#### Written request
Output the lines that follow exactly as they are.

#### Given data
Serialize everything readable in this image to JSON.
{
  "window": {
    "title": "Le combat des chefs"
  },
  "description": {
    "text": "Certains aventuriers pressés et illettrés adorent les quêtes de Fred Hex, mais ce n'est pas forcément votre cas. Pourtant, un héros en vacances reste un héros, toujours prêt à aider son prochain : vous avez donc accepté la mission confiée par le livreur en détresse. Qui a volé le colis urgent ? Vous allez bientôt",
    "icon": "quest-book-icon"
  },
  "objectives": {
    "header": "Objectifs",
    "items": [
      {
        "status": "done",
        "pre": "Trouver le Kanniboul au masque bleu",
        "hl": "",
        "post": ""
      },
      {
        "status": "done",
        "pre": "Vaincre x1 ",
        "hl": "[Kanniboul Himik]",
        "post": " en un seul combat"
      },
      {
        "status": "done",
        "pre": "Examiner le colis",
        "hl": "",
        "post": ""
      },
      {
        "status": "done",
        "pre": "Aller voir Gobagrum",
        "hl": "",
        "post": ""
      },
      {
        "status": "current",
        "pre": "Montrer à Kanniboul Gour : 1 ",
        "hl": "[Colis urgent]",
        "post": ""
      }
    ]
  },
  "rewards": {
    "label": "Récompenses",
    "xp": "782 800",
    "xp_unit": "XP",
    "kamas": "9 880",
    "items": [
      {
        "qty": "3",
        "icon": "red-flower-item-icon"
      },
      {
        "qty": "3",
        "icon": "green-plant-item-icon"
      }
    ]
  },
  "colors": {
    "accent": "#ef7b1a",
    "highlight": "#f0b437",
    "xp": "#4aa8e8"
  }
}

#### Response to the task
Serialize everything readable in this image to JSON.
{
  "window": {
    "title": "Le combat des chefs"
  },
  "description": {
    "text": "Certains aventuriers pressés et illettrés adorent les quêtes de Fred Hex, mais ce n'est pas forcément votre cas. Pourtant, un héros en vacances reste un héros, toujours prêt à aider son prochain : vous avez donc accepté la mission confiée par le livreur en détresse. Qui a volé le colis urgent ? Vous allez bientôt",
    "icon": "quest-book-icon"
  },
  "objectives": {
    "header": "Objectifs",
    "items": [
      {
        "status": "done",
        "pre": "Trouver le Kanniboul au masque bleu",
        "hl": "",
        "post": ""
      },
      {
        "status": "done",
        "pre": "Vaincre x1 ",
        "hl": "[Kanniboul Himik]",
        "post": " en un seul combat"
      },
      {
        "status": "done",
        "pre": "Examiner le colis",
        "hl": "",
        "post": ""
      },
      {
        "status": "done",
        "pre": "Aller voir Gobagrum",
        "hl": "",
        "post": ""
      },
      {
        "status": "current",
        "pre": "Montrer à Kanniboul Gour : 1 ",
        "hl": "[Colis urgent]",
        "post": ""
      }
    ]
  },
  "rewards": {
    "label": "Récompenses",
    "xp": "782 800",
    "xp_unit": "XP",
    "kamas": "9 880",
    "items": [
      {
        "qty": "3",
        "icon": "red-flower-item-icon"
      },
      {
        "qty": "3",
        "icon": "green-plant-item-icon"
      }
    ]
  },
  "colors": {
    "accent": "#ef7b1a",
    "highlight": "#f0b437",
    "xp": "#4aa8e8"
  }
}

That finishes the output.